* [WHAT THIS TASK INVOLVES]: Write the records below out in full, character for character, with no pictures.

——————

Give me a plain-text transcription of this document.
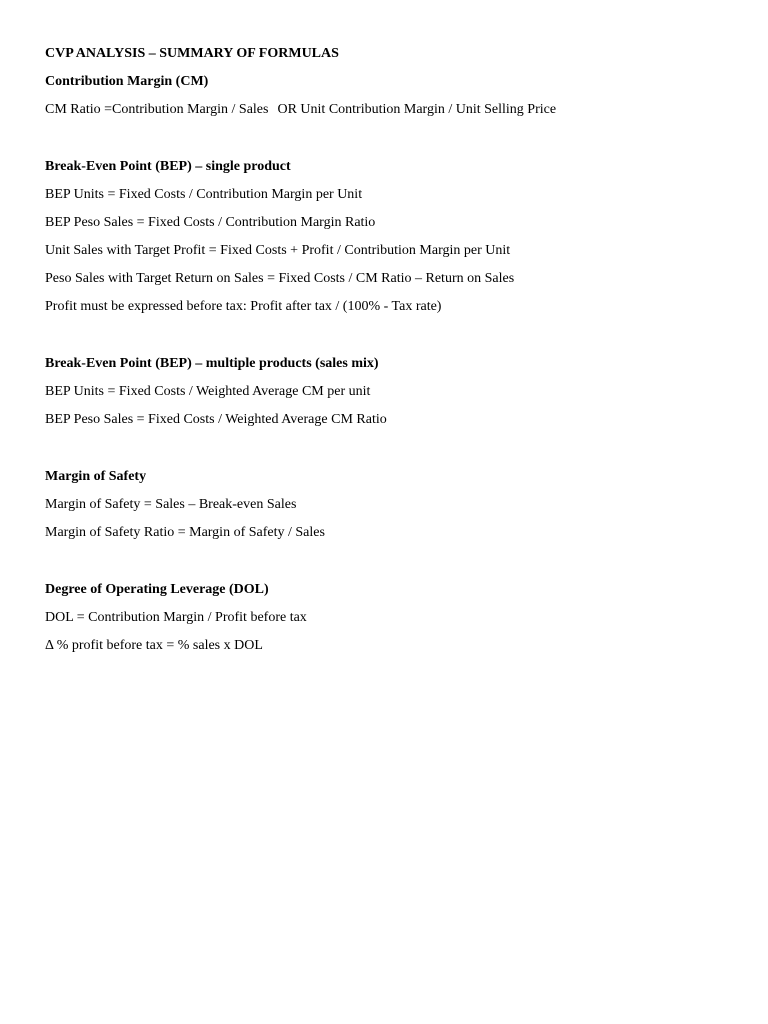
CVP ANALYSIS – SUMMARY OF FORMULAS
Contribution Margin (CM)
CM Ratio =Contribution Margin / Sales OR Unit Contribution Margin / Unit Selling Price
Break-Even Point (BEP) – single product
BEP Units = Fixed Costs / Contribution Margin per Unit
BEP Peso Sales = Fixed Costs / Contribution Margin Ratio
Unit Sales with Target Profit = Fixed Costs + Profit / Contribution Margin per Unit
Peso Sales with Target Return on Sales = Fixed Costs / CM Ratio – Return on Sales
Profit must be expressed before tax: Profit after tax / (100% - Tax rate)
Break-Even Point (BEP) – multiple products (sales mix)
BEP Units = Fixed Costs / Weighted Average CM per unit
BEP Peso Sales = Fixed Costs / Weighted Average CM Ratio
Margin of Safety
Margin of Safety = Sales – Break-even Sales
Margin of Safety Ratio = Margin of Safety / Sales
Degree of Operating Leverage (DOL)
DOL = Contribution Margin / Profit before tax
Δ % profit before tax = % sales x DOL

——————

* [EXERCISE RESPONSE]:
Give me a plain-text transcription of this document.
CVP ANALYSIS – SUMMARY OF FORMULAS
Contribution Margin (CM)
CM Ratio =Contribution Margin / Sales OR Unit Contribution Margin / Unit Selling Price
Break-Even Point (BEP) – single product
BEP Units = Fixed Costs / Contribution Margin per Unit
BEP Peso Sales = Fixed Costs / Contribution Margin Ratio
Unit Sales with Target Profit = Fixed Costs + Profit / Contribution Margin per Unit
Peso Sales with Target Return on Sales = Fixed Costs / CM Ratio – Return on Sales
Profit must be expressed before tax: Profit after tax / (100% - Tax rate)
Break-Even Point (BEP) – multiple products (sales mix)
BEP Units = Fixed Costs / Weighted Average CM per unit
BEP Peso Sales = Fixed Costs / Weighted Average CM Ratio
Margin of Safety
Margin of Safety = Sales – Break-even Sales
Margin of Safety Ratio = Margin of Safety / Sales
Degree of Operating Leverage (DOL)
DOL = Contribution Margin / Profit before tax
Δ % profit before tax = % sales x DOL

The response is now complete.